**Given problem:** Exactly as written, quote every line that follows, skipping the images.

** begin Material for the task **

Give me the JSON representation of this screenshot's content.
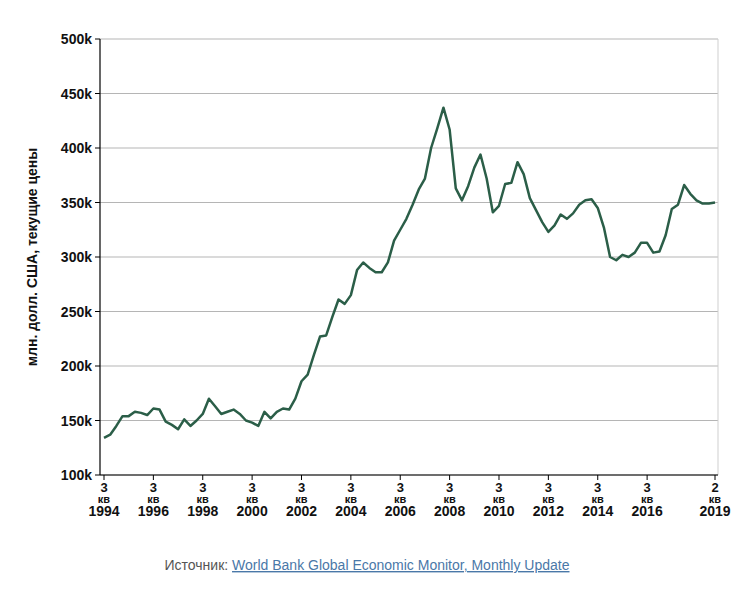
{
  "chart_data": {
    "type": "line",
    "y_label": "млн. долл. США, текущие цены",
    "source_prefix": "Источник:",
    "source": "World Bank Global Economic Monitor, Monthly Update",
    "color": "#2b5e48",
    "grid": true,
    "categories": [
      "3 кв 1994",
      null,
      null,
      null,
      null,
      null,
      null,
      null,
      "3 кв 1996",
      null,
      null,
      null,
      null,
      null,
      null,
      null,
      "3 кв 1998",
      null,
      null,
      null,
      null,
      null,
      null,
      null,
      "3 кв 2000",
      null,
      null,
      null,
      null,
      null,
      null,
      null,
      "3 кв 2002",
      null,
      null,
      null,
      null,
      null,
      null,
      null,
      "3 кв 2004",
      null,
      null,
      null,
      null,
      null,
      null,
      null,
      "3 кв 2006",
      null,
      null,
      null,
      null,
      null,
      null,
      null,
      "3 кв 2008",
      null,
      null,
      null,
      null,
      null,
      null,
      null,
      "3 кв 2010",
      null,
      null,
      null,
      null,
      null,
      null,
      null,
      "3 кв 2012",
      null,
      null,
      null,
      null,
      null,
      null,
      null,
      "3 кв 2014",
      null,
      null,
      null,
      null,
      null,
      null,
      null,
      "3 кв 2016",
      null,
      null,
      null,
      null,
      null,
      null,
      null,
      null,
      null,
      null,
      "2 кв 2019"
    ],
    "values": [
      134000,
      137000,
      145000,
      154000,
      154000,
      158000,
      157000,
      155000,
      161000,
      160000,
      149000,
      146000,
      142000,
      151000,
      145000,
      150000,
      156000,
      170000,
      163000,
      156000,
      158000,
      160000,
      156000,
      150000,
      148000,
      145000,
      158000,
      152000,
      158000,
      161000,
      160000,
      170000,
      186000,
      192000,
      210000,
      227000,
      228000,
      245000,
      261000,
      257000,
      265000,
      288000,
      295000,
      290000,
      286000,
      286000,
      295000,
      315000,
      325000,
      335000,
      348000,
      362000,
      372000,
      400000,
      418000,
      437000,
      417000,
      363000,
      352000,
      365000,
      382000,
      394000,
      372000,
      341000,
      347000,
      367000,
      368000,
      387000,
      376000,
      354000,
      343000,
      332000,
      323000,
      329000,
      339000,
      335000,
      340000,
      348000,
      352000,
      353000,
      345000,
      327000,
      300000,
      297000,
      302000,
      300000,
      304000,
      313000,
      313000,
      304000,
      305000,
      320000,
      344000,
      348000,
      366000,
      358000,
      352000,
      349000,
      349000,
      350000
    ],
    "ylim": [
      100000,
      500000
    ],
    "yticks": [
      {
        "value": 100000,
        "label": "100k"
      },
      {
        "value": 150000,
        "label": "150k"
      },
      {
        "value": 200000,
        "label": "200k"
      },
      {
        "value": 250000,
        "label": "250k"
      },
      {
        "value": 300000,
        "label": "300k"
      },
      {
        "value": 350000,
        "label": "350k"
      },
      {
        "value": 400000,
        "label": "400k"
      },
      {
        "value": 450000,
        "label": "450k"
      },
      {
        "value": 500000,
        "label": "500k"
      }
    ]
  }
}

** end Material for the task **

**Task answer:**
Give me the JSON representation of this screenshot's content.
{
  "chart_data": {
    "type": "line",
    "y_label": "млн. долл. США, текущие цены",
    "source_prefix": "Источник:",
    "source": "World Bank Global Economic Monitor, Monthly Update",
    "color": "#2b5e48",
    "grid": true,
    "categories": [
      "3 кв 1994",
      null,
      null,
      null,
      null,
      null,
      null,
      null,
      "3 кв 1996",
      null,
      null,
      null,
      null,
      null,
      null,
      null,
      "3 кв 1998",
      null,
      null,
      null,
      null,
      null,
      null,
      null,
      "3 кв 2000",
      null,
      null,
      null,
      null,
      null,
      null,
      null,
      "3 кв 2002",
      null,
      null,
      null,
      null,
      null,
      null,
      null,
      "3 кв 2004",
      null,
      null,
      null,
      null,
      null,
      null,
      null,
      "3 кв 2006",
      null,
      null,
      null,
      null,
      null,
      null,
      null,
      "3 кв 2008",
      null,
      null,
      null,
      null,
      null,
      null,
      null,
      "3 кв 2010",
      null,
      null,
      null,
      null,
      null,
      null,
      null,
      "3 кв 2012",
      null,
      null,
      null,
      null,
      null,
      null,
      null,
      "3 кв 2014",
      null,
      null,
      null,
      null,
      null,
      null,
      null,
      "3 кв 2016",
      null,
      null,
      null,
      null,
      null,
      null,
      null,
      null,
      null,
      null,
      "2 кв 2019"
    ],
    "values": [
      134000,
      137000,
      145000,
      154000,
      154000,
      158000,
      157000,
      155000,
      161000,
      160000,
      149000,
      146000,
      142000,
      151000,
      145000,
      150000,
      156000,
      170000,
      163000,
      156000,
      158000,
      160000,
      156000,
      150000,
      148000,
      145000,
      158000,
      152000,
      158000,
      161000,
      160000,
      170000,
      186000,
      192000,
      210000,
      227000,
      228000,
      245000,
      261000,
      257000,
      265000,
      288000,
      295000,
      290000,
      286000,
      286000,
      295000,
      315000,
      325000,
      335000,
      348000,
      362000,
      372000,
      400000,
      418000,
      437000,
      417000,
      363000,
      352000,
      365000,
      382000,
      394000,
      372000,
      341000,
      347000,
      367000,
      368000,
      387000,
      376000,
      354000,
      343000,
      332000,
      323000,
      329000,
      339000,
      335000,
      340000,
      348000,
      352000,
      353000,
      345000,
      327000,
      300000,
      297000,
      302000,
      300000,
      304000,
      313000,
      313000,
      304000,
      305000,
      320000,
      344000,
      348000,
      366000,
      358000,
      352000,
      349000,
      349000,
      350000
    ],
    "ylim": [
      100000,
      500000
    ],
    "yticks": [
      {
        "value": 100000,
        "label": "100k"
      },
      {
        "value": 150000,
        "label": "150k"
      },
      {
        "value": 200000,
        "label": "200k"
      },
      {
        "value": 250000,
        "label": "250k"
      },
      {
        "value": 300000,
        "label": "300k"
      },
      {
        "value": 350000,
        "label": "350k"
      },
      {
        "value": 400000,
        "label": "400k"
      },
      {
        "value": 450000,
        "label": "450k"
      },
      {
        "value": 500000,
        "label": "500k"
      }
    ]
  }
}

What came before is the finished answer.